▶ Source:
◇ ◇ ◇
Skip to content

“What Can we Learn from the Many Labs Replication Project?”

Aki points us to this discussion from Rolf Zwaan:

The first massive replication project in psychology has just reached completion (several others are to follow). . . . What can we learn from the ManyLabs project? The results here show the effect sizes for the replication efforts (in green and grey) as well as the original studies (in blue). The 99% confidence intervals are for the meta-analysis of the effect size (the green dots); the studies are ordered by effect size.

Picture 73

Let’s first consider what we canNOT learn from these data. Of the 13 replication attempts (when the first four are taken together), 11 succeeded and 2 did not (in fact, at some point ManyLabs suggests that a third one, Imagined Contact also doesn’t really replicate). We cannot learn from this that the vast majority of psychological findings will replicate . . .

But even if we had an accurate estimate of the percentage of findings that replicate, how useful would that be? Rather than trying to arrive at a more precise estimate, it might be more informative to follow up the ManyLabs projects with projects that focus on a specific research area or topic . . . So what DO we learn from the ManyLabs project? We learn that for some experiments, the replications actually yield much larger effects that the original studies, a highly intriguing findings that warrants further analysis.

We also learn that the two social priming studies in the sample, dangling at the bottom of the list in the figure, were resoundingly nonreplicated. . . . It is striking how far the effects sizes of the original studies (indicated by an x) are away from the rest of the experiments. . . .

Most importantly, we learn that several labs working together yield data that have an enormous evidentiary power. At the same time, it is clear that such large-scale replication projects will have diminishing returns . . . rather than using the ManyLabs approach retrospectively, we can also use it prospectively: to test novel hypotheses. . . .

P.S. It’s also worth reading this long and detailed discussion from Tal Yarkoni.


  1. […] Replication crisis in science has brought out the Philosopher of Science in everyone. Great pronouncements are being made as to the way science should be done. So it’s worth […]

  2. Jeremy Fox says:

    One technical point I haven’t seen discussed but I’m wondering about: how come the effect sizes for the original studies mostly fall within a relatively narrow range? Much narrower than the range of effect sizes from the ManyLabs replication, but centered on about the same grand mean. Is that just happenstance? Is there some obvious explanation I’m missing?

  3. Jonathan Gilligan says:

    What is replication? If the intent of research is not just to reject null hypotheses, but to measure the size of the effects then it looks like 9 of the 16 original experiments were quite at odds with the replications.

    The discrepancies in the top four experiments look just as striking as the bottom two priming experiments, so it seems wrong to focus on whether the meta-analysis confidence interval includes zero to declare that the top four were successfully replicated and the bottom two were not.

    Back in the day, when the speed of light was measured instead of defined, if I measured 300,000 km per second and you measured 250,000 km per second, I would not call your experiment a successful replication of mine merely because you hadn’t measured the speed to be zero.

    • question says:

      Philosophy of Science, 1967, Vol. 34, 103–115.
◇ ◇ ◇
▶ Provided data:

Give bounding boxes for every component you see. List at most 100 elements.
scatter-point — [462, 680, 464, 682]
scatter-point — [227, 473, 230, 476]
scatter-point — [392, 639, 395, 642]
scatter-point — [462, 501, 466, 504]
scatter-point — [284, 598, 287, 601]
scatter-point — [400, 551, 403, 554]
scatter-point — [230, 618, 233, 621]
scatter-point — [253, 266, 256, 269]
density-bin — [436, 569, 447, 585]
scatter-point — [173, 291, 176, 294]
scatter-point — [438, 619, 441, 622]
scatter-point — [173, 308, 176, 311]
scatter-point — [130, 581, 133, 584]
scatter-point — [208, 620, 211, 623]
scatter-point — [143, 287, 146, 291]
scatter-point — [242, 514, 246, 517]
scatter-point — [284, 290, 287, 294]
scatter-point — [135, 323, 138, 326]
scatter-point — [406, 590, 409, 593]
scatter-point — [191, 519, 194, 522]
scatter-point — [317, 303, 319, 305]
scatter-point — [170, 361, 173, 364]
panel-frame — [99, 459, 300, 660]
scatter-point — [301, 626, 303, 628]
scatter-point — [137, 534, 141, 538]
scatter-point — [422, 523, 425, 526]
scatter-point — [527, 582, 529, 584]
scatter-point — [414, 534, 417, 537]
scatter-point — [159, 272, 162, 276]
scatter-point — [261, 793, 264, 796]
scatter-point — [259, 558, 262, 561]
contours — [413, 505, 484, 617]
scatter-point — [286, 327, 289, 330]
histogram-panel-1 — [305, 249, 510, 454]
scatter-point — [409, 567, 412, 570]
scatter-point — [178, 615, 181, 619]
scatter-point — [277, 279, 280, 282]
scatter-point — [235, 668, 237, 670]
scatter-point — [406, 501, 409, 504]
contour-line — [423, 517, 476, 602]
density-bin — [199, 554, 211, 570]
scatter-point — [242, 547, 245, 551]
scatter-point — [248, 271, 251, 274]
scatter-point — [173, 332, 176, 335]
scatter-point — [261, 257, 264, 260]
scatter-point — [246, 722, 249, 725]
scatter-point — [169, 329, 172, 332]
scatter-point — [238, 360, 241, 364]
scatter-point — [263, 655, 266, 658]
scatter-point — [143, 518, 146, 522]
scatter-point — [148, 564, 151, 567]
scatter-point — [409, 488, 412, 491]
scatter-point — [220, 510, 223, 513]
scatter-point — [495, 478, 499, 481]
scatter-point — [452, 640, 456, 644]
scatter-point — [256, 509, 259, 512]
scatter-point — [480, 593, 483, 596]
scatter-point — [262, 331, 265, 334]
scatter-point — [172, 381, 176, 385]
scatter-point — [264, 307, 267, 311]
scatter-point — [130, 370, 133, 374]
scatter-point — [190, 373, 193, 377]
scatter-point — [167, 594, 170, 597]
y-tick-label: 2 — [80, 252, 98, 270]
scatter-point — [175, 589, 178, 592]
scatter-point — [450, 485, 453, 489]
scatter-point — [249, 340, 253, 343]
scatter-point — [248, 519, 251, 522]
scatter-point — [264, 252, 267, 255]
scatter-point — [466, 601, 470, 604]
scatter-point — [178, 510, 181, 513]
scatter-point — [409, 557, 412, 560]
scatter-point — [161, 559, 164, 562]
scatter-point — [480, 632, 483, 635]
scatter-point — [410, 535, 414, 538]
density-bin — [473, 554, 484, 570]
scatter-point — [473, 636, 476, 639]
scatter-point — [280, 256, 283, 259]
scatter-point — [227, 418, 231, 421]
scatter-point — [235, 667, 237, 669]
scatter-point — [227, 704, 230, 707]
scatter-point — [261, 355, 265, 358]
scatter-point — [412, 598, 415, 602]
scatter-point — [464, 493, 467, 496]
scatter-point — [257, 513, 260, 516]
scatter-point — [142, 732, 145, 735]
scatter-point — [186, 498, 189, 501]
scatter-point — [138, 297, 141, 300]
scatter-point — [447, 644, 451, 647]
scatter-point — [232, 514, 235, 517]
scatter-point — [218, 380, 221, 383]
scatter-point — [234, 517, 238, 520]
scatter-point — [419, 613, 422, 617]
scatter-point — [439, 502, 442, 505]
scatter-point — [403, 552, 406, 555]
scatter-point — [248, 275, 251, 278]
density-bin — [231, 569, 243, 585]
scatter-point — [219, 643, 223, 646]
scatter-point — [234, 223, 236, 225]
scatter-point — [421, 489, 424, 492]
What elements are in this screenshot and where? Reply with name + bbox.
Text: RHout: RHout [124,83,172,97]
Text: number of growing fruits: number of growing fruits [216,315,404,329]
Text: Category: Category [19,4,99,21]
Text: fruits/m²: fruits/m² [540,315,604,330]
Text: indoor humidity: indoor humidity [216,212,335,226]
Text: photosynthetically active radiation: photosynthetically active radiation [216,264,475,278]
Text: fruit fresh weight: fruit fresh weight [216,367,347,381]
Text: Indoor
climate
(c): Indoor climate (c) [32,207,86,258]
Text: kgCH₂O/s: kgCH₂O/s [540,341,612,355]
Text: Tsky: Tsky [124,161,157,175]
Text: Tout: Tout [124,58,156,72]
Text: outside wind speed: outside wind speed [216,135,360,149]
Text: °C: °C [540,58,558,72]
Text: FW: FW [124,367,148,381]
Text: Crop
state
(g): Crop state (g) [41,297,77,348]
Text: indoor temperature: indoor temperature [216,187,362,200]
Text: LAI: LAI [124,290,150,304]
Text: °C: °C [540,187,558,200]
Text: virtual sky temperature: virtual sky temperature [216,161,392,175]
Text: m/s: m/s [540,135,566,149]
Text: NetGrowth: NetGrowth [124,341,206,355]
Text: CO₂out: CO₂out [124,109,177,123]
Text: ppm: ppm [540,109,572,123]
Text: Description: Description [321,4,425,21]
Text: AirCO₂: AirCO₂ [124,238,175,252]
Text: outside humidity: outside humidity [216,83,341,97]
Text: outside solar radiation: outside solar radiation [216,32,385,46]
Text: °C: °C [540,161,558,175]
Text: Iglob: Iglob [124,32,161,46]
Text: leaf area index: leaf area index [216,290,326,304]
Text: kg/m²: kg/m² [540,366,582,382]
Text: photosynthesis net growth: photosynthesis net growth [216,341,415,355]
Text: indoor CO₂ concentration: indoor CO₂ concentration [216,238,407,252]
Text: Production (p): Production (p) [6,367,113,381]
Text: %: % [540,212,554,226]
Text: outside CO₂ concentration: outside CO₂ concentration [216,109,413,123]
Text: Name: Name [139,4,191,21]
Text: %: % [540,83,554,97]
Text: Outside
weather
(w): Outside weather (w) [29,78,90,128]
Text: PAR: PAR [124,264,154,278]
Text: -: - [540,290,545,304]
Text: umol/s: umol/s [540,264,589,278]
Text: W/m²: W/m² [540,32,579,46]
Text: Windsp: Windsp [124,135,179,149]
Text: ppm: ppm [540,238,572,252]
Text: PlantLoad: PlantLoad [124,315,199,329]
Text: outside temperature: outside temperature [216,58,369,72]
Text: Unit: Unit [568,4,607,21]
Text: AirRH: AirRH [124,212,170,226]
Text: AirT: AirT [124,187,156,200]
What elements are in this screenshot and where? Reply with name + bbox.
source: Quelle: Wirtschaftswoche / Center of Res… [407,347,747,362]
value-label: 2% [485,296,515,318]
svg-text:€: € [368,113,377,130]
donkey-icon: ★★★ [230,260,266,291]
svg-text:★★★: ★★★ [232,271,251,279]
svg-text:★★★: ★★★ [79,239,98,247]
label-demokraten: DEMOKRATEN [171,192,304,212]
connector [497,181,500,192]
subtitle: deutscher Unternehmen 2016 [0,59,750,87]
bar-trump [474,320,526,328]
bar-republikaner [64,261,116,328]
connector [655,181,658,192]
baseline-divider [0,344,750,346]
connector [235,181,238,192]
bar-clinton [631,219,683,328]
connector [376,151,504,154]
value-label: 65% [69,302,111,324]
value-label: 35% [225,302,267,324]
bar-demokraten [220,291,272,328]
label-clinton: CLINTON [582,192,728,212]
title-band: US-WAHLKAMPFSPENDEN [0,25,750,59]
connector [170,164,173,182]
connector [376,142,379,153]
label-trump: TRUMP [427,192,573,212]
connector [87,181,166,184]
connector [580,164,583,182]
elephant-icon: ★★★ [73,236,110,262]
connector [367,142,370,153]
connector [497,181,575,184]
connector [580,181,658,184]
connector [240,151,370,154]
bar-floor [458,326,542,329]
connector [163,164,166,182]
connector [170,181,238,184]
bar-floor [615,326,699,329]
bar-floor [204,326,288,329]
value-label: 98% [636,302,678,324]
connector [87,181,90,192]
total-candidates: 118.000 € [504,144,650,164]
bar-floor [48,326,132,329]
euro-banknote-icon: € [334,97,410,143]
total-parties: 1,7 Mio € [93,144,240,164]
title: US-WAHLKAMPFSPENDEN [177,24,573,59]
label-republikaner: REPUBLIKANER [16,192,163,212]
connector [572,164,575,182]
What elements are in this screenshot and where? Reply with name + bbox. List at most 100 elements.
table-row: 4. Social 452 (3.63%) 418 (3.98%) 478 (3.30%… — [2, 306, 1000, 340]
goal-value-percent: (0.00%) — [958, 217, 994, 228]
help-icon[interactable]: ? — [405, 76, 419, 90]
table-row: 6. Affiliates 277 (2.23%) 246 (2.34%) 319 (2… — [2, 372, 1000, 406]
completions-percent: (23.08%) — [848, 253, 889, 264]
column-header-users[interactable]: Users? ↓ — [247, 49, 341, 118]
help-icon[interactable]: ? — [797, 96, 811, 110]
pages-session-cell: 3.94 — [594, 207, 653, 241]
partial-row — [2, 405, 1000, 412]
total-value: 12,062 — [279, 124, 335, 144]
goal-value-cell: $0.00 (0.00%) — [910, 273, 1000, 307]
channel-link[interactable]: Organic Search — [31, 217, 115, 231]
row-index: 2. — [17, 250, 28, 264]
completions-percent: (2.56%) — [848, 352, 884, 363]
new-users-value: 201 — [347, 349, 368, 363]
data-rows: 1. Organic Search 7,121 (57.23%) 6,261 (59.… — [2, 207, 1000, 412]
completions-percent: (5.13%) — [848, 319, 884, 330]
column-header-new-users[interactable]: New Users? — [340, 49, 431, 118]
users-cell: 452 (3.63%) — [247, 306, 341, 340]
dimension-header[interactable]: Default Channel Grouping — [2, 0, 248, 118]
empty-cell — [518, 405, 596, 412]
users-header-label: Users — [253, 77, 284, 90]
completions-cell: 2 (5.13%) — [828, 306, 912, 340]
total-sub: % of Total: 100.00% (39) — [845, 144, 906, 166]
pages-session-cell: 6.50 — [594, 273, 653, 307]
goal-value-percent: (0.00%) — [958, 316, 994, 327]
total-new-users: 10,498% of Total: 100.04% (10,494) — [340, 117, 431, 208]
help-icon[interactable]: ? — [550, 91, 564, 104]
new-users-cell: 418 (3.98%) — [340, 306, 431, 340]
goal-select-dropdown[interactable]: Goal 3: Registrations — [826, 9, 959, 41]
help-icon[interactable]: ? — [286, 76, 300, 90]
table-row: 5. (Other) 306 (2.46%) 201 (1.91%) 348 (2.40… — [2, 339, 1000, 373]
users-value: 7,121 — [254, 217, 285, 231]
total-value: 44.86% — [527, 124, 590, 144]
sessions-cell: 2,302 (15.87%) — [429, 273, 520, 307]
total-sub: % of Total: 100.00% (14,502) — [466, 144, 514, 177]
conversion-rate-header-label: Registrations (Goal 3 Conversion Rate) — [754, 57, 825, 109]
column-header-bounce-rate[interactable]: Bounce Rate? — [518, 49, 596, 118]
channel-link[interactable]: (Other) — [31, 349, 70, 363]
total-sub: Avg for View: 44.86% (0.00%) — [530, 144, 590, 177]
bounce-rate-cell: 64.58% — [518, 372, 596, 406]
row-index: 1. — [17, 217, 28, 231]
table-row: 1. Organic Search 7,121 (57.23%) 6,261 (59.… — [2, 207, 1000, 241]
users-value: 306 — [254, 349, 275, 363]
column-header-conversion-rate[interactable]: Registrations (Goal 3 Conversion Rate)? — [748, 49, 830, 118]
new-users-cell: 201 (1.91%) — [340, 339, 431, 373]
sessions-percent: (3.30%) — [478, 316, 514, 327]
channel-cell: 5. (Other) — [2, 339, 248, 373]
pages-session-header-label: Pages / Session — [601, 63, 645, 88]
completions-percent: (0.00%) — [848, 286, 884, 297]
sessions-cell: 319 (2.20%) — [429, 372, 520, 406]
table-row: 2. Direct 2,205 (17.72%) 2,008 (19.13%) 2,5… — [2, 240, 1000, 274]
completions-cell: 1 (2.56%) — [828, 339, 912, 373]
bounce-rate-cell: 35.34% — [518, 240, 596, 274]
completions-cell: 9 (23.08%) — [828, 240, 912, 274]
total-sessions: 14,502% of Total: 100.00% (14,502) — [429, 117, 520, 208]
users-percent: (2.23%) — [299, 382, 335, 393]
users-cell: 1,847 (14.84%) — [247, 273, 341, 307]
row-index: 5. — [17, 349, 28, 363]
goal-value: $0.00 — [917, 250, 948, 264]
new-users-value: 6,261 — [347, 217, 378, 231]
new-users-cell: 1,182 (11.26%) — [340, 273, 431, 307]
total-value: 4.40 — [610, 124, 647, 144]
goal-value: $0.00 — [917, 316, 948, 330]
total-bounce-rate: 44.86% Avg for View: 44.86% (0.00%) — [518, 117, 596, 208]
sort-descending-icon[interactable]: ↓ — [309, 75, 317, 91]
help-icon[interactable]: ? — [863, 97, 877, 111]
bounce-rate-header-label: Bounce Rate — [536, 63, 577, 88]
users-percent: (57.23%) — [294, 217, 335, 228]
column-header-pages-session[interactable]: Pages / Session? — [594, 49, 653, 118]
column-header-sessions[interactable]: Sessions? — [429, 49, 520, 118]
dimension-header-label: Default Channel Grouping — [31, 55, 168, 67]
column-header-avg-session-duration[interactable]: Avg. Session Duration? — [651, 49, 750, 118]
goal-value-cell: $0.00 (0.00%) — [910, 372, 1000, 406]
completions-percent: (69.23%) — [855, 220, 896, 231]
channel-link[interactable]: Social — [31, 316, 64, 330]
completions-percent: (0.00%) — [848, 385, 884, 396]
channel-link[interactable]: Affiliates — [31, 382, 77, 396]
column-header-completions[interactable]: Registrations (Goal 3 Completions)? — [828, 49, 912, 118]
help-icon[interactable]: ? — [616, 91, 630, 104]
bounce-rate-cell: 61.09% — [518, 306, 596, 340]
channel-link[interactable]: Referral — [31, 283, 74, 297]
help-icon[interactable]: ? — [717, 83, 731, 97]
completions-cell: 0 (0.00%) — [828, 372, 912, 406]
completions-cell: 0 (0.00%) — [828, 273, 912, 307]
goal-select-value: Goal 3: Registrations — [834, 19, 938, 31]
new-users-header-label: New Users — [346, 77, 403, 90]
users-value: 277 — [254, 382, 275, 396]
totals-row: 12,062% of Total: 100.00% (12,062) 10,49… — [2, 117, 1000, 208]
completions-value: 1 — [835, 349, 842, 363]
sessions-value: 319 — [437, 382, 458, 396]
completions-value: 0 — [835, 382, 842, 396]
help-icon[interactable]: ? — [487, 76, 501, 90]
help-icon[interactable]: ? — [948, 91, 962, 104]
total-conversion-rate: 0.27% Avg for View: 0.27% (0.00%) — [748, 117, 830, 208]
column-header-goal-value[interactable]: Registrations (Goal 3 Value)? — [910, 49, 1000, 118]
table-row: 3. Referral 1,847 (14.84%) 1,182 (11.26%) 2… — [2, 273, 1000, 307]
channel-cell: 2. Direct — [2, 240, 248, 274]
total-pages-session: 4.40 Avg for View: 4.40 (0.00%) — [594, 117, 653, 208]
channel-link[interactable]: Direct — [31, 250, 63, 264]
◇ ◇ ◇
▶ Problems to solve:
• a. According to the replication discussion, why does Jonathan Gilligan object to counting the top four experiments as successfully replicated? Answer in one to three sentences.
• b. Write the next part of the replication discussion, starting after its final line.
The records have no connection to the replication discussion.

▶ The responses:
• a. He argues that if research aims to measure the size of effects and not only to reject null hypotheses, the discrepancies in the top four experiments are as striking as those in the two priming studies at the bottom. So whether the meta-analysis confidence interval includes zero is the wrong test. In his speed-of-light comparison, a measurement of 250,000 km per second would not replicate one of 300,000 km per second merely because it is not zero.

• b.
      • question says:

        Sorry, here is the abstract to pique interest:
        “Because physical theories typically predict numerical values, an improvement in experimental precision reduces the tolerance range and hence increases corroborability. In most psychological research, improved power of a statistical design leads to a prior probability approaching ½ of finding a significant difference in the theoretically predicted direction. Hence the corroboration yielded by “success” is very weak, and becomes weaker with increased precision. “Statistical significance” plays a logical role in psychology precisely the reverse of its role in physics. This problem is worsened by certain unhealthy tendencies prevalent among psychologists, such as a premium placed on experimental “cuteness” and a free reliance upon ad hoc explanations to avoid refutation.”

  4. Tom Passin says:

    I downloaded the spreadsheet with a lot of detailed data (from There’s a lot of interesting things in there that aren’t apparent at first sight. The four anchoring experiments were all given the same original effect size, since the replicating project couldn’t separate them using the original paper. So you can’t use that information to compare replication of the individual studies with the originals. And then the replications of those four experiments came out way higher than the originals. But then, they didn’t really perform the same experiment when they replicated these ones. So set them aside for now.

    Then another one gave results way higher than the original – way out of line, as can be seen in several ways. That makes it seem like this replication also was essentially a different experiment. So I set it aside, too.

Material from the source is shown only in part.